++++ EXTRACTED INFORMATION

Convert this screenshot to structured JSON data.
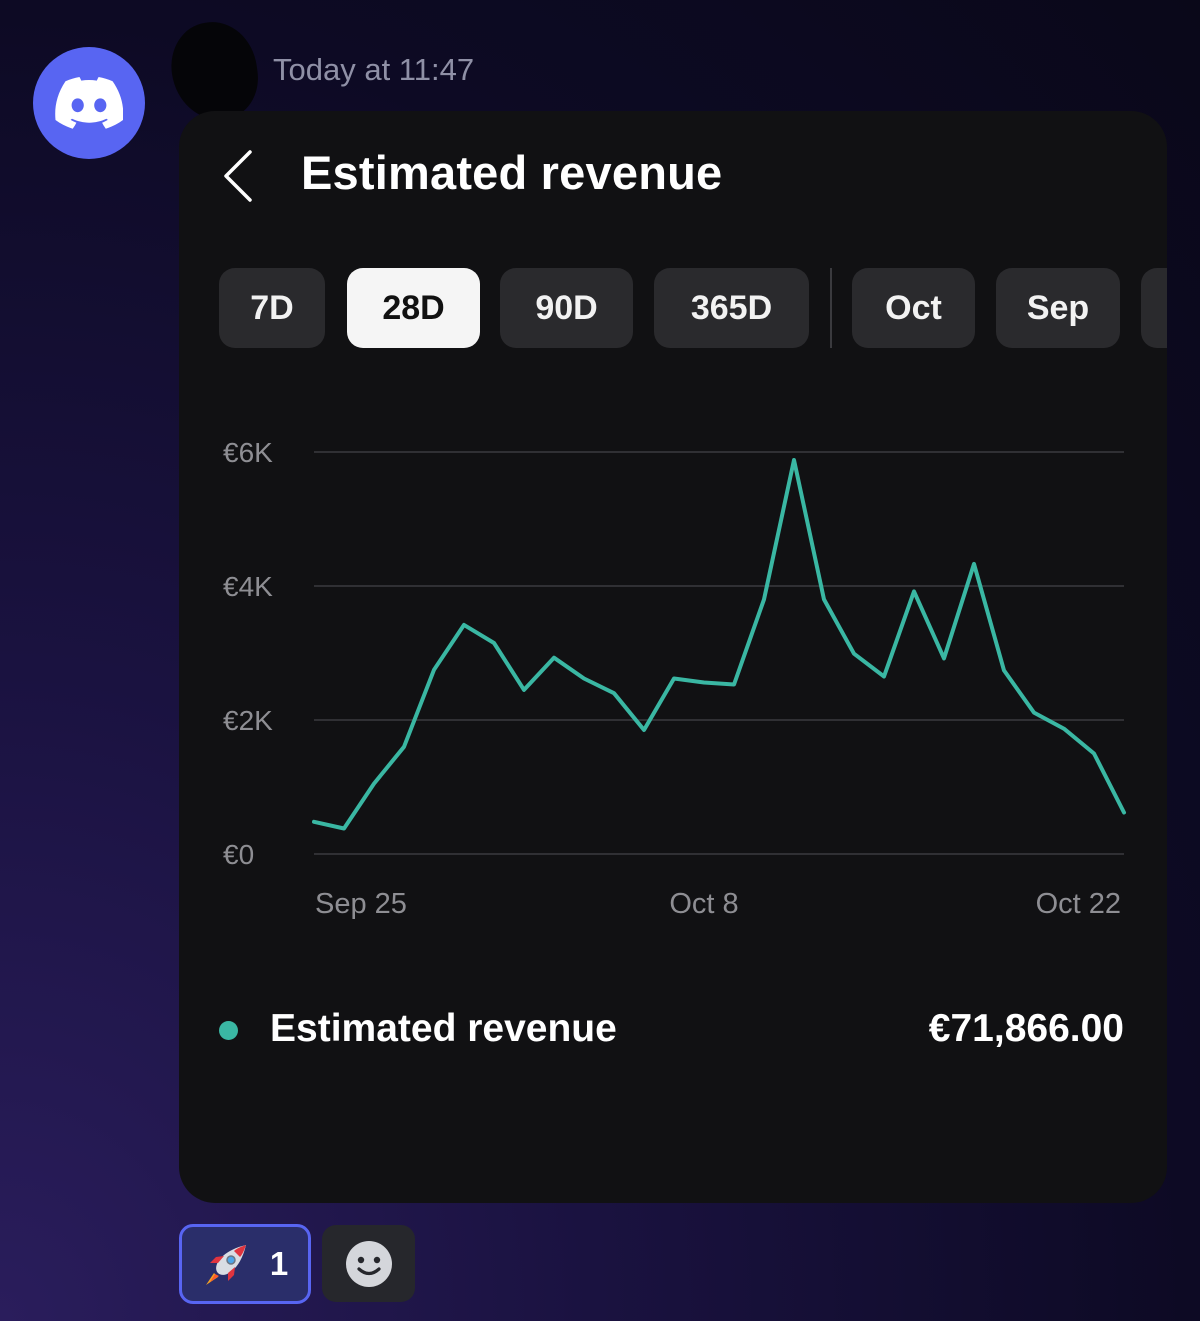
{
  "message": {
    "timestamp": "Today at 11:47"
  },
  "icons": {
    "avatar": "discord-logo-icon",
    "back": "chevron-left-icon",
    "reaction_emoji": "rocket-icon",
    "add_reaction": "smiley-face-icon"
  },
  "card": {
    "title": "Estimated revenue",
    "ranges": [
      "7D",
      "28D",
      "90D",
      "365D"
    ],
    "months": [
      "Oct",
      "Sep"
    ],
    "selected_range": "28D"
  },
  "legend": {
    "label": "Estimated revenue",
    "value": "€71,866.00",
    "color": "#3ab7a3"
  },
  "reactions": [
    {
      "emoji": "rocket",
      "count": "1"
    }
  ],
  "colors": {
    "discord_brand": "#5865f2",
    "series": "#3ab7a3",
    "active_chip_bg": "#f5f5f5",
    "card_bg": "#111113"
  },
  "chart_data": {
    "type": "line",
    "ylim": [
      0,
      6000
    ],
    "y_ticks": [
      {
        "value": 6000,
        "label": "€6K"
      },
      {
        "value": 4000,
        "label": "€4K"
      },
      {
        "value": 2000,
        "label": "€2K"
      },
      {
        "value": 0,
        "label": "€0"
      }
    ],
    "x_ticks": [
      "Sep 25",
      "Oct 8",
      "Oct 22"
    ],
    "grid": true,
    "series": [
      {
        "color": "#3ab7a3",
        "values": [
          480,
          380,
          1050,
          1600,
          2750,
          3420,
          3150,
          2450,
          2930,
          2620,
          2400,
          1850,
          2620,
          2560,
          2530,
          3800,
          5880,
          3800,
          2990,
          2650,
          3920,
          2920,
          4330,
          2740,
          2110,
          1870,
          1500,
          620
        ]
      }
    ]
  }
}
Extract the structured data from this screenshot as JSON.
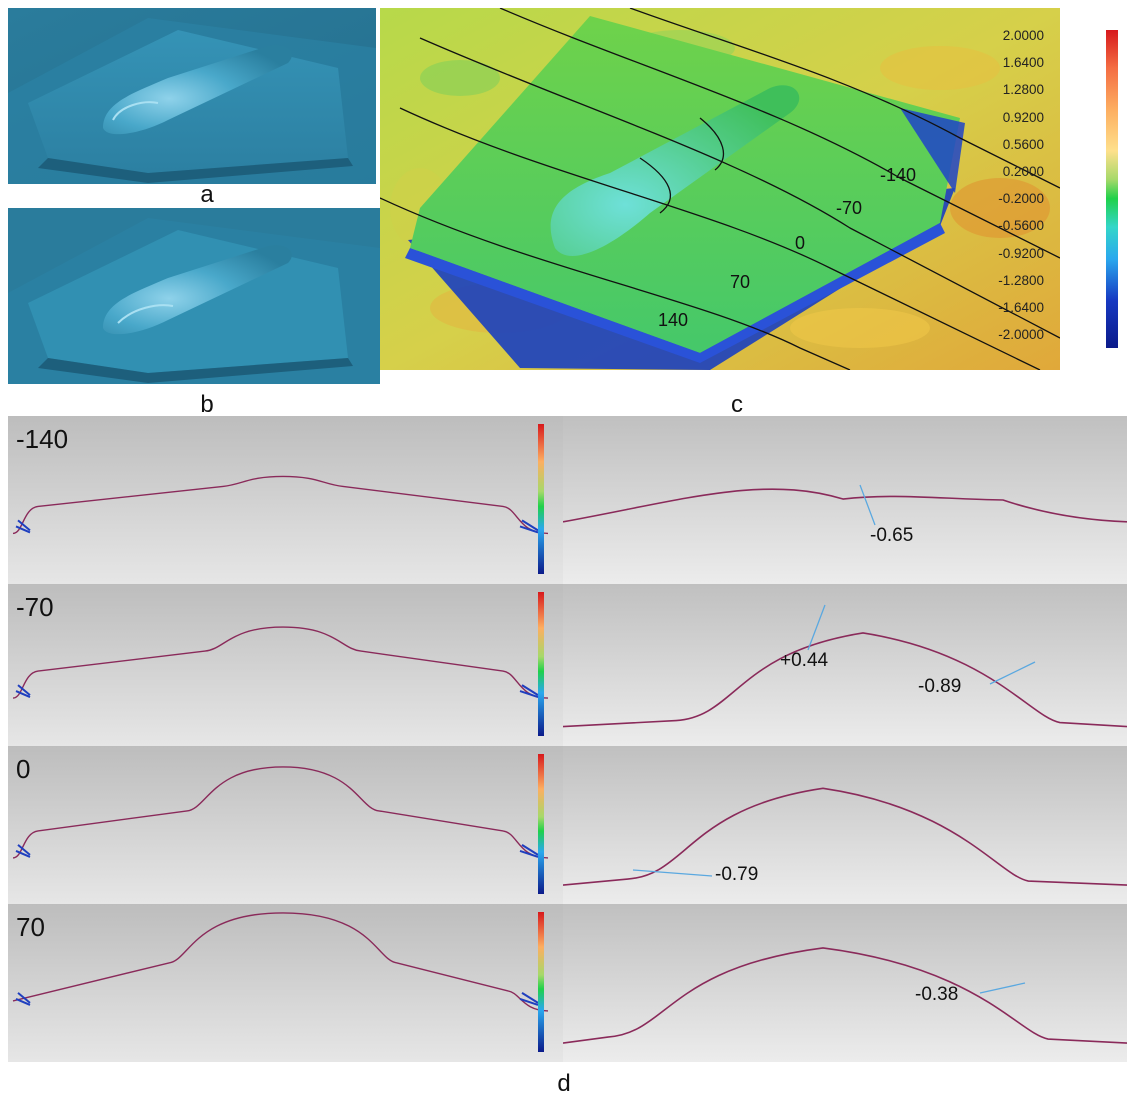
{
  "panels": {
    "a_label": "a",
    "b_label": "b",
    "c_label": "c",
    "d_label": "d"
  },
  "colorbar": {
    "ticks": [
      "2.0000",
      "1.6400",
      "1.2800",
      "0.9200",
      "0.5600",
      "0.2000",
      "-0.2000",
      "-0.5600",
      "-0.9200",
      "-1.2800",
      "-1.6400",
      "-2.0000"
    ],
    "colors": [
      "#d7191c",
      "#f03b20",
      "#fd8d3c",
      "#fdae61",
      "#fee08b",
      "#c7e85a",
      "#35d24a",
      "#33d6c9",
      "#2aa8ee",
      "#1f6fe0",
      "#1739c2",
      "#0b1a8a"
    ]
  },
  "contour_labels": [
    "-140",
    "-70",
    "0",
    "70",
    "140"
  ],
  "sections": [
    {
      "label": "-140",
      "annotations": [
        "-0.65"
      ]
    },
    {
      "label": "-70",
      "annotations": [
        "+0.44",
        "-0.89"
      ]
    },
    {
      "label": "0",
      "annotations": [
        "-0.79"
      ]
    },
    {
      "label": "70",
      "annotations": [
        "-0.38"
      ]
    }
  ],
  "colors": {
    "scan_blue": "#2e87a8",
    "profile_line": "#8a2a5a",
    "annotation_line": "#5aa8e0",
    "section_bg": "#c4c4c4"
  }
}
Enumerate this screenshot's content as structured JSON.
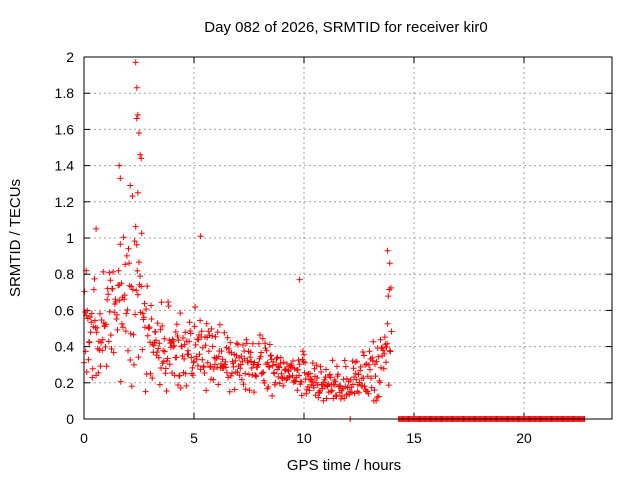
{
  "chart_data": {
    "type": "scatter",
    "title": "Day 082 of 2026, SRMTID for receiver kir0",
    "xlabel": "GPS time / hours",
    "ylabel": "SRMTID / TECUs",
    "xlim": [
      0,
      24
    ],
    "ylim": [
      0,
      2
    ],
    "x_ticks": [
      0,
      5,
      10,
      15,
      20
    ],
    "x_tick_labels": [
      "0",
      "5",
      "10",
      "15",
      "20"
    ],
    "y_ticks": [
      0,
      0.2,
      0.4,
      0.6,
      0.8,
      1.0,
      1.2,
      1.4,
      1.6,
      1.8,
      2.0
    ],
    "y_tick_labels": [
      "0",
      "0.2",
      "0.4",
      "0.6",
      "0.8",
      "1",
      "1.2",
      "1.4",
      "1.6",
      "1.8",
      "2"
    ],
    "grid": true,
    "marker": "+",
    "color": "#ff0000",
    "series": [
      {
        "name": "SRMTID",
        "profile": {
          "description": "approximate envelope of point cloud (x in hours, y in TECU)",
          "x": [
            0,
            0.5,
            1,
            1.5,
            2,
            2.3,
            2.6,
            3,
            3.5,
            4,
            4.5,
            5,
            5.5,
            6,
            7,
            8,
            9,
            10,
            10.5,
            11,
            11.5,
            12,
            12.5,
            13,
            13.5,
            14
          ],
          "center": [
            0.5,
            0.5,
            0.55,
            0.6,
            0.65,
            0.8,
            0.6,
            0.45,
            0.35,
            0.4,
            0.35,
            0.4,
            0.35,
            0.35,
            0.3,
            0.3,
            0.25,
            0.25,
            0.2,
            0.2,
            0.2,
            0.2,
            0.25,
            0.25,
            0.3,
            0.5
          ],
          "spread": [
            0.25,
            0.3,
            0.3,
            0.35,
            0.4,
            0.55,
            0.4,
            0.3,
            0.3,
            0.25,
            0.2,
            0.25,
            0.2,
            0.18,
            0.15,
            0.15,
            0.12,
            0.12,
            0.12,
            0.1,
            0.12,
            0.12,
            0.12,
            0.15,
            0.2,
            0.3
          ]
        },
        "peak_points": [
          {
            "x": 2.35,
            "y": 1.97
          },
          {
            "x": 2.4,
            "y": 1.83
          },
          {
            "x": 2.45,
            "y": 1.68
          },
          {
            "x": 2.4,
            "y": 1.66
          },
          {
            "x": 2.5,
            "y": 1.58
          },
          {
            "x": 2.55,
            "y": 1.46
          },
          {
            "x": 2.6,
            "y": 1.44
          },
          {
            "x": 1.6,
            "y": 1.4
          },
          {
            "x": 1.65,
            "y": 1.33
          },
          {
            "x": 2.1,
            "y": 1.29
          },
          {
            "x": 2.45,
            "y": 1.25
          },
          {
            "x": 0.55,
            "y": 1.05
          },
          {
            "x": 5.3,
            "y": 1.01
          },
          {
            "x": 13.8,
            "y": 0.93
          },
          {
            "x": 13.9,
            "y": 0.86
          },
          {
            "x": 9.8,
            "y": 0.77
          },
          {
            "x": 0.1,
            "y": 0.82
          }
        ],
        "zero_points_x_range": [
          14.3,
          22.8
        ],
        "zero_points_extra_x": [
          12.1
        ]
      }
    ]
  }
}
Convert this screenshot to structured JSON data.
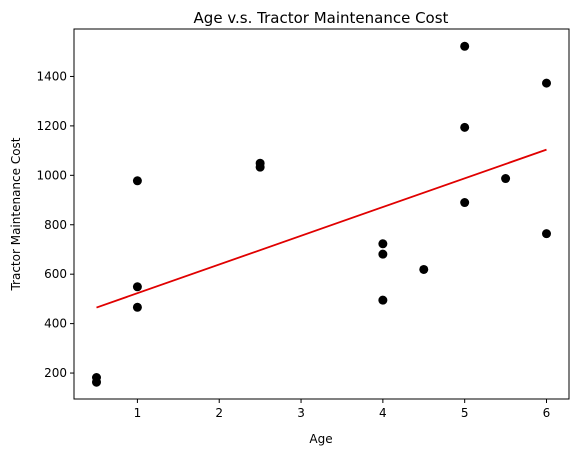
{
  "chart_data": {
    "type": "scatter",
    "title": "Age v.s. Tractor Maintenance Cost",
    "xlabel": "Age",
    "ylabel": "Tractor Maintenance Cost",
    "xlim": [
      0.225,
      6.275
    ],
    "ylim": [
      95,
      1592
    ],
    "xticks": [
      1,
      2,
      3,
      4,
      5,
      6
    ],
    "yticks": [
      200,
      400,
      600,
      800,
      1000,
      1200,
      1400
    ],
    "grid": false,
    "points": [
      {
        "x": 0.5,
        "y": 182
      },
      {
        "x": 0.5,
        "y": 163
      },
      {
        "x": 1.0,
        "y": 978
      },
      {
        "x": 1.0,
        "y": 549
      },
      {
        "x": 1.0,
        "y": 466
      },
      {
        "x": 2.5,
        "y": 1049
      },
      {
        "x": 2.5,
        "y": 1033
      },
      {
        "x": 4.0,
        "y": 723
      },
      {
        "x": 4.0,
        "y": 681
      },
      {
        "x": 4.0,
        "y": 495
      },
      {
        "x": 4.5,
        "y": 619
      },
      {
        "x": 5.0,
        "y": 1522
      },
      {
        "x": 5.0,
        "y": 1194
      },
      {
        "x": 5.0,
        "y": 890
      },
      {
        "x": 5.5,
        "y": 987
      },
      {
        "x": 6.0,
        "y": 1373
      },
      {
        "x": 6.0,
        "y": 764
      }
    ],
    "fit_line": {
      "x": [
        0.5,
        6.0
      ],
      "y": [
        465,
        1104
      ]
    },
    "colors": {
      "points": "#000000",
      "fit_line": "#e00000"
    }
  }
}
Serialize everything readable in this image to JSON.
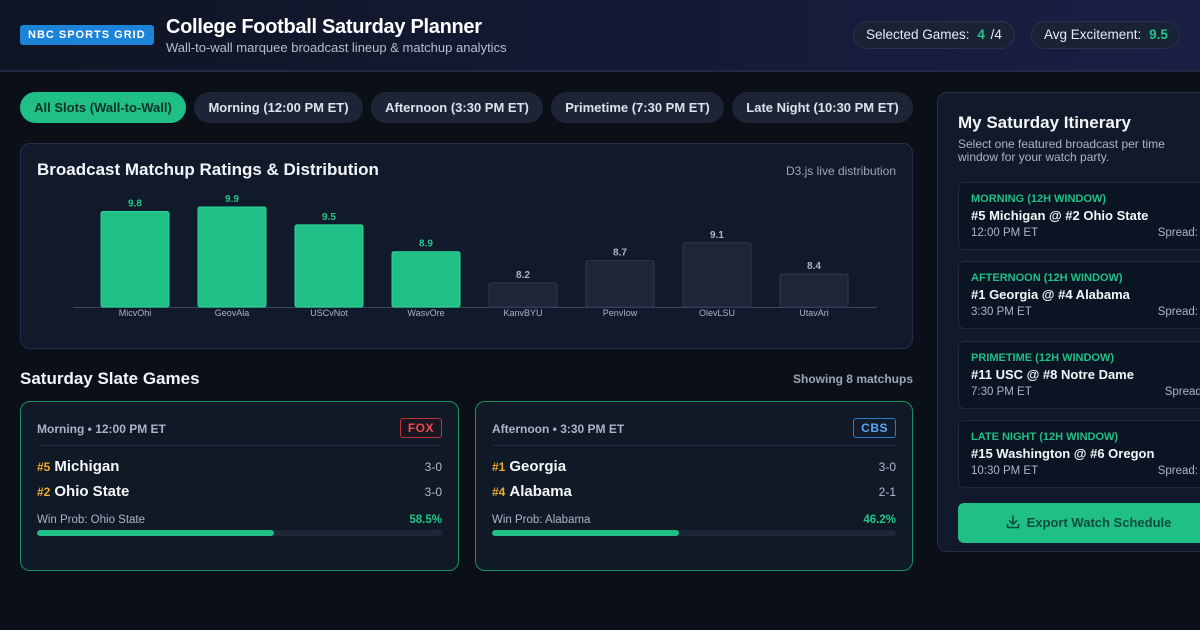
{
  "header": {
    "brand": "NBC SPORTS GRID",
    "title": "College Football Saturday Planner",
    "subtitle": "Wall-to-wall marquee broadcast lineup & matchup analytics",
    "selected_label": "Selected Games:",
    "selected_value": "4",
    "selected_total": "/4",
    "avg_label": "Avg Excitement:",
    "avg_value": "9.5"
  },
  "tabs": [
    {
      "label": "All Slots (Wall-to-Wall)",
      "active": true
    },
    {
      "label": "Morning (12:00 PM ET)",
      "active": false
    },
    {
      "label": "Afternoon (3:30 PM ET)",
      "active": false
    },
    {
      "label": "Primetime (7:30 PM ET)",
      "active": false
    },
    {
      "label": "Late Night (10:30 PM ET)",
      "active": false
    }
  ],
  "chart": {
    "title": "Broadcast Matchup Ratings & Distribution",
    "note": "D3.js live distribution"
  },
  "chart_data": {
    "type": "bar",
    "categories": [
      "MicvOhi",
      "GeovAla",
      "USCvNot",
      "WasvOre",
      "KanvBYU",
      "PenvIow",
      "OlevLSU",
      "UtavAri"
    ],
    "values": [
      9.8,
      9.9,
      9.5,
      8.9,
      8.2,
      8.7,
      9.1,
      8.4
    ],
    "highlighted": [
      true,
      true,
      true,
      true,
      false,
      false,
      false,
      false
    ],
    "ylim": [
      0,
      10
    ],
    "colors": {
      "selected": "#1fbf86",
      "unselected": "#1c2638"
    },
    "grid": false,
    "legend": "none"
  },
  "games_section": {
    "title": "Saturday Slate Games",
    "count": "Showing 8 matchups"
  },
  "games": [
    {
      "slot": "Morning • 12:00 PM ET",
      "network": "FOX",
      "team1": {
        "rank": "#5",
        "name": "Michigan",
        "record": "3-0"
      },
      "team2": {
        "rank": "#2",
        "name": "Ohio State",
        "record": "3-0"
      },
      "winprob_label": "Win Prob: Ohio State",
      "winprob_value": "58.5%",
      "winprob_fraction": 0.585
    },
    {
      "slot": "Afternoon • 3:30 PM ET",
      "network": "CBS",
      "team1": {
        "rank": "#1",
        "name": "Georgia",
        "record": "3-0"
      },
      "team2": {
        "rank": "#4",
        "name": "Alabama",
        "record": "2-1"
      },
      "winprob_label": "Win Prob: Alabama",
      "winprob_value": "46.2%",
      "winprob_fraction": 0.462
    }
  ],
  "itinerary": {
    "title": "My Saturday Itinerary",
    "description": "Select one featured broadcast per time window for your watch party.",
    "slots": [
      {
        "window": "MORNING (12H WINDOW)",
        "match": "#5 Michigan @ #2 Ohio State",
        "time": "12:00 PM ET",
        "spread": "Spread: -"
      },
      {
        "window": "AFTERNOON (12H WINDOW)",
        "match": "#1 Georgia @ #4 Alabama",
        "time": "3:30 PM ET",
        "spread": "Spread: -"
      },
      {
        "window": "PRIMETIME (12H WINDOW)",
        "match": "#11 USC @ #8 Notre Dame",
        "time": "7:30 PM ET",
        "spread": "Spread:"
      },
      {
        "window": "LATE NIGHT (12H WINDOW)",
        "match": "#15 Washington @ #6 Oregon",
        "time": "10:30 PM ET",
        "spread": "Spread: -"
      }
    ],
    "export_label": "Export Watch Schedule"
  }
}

++++++++

> **EXERCISE AIM**: In the entries above, find every line with the word "this" and list it.

> **ANSWER TO THE TASK**:
Convert this screenshot to structured JSON data.
Extract the structured data from this screenshot as JSON.
Enumerate this screenshot's content as structured JSON.
Convert this screenshot to structured JSON data.
Serialize everything readable in this image to JSON.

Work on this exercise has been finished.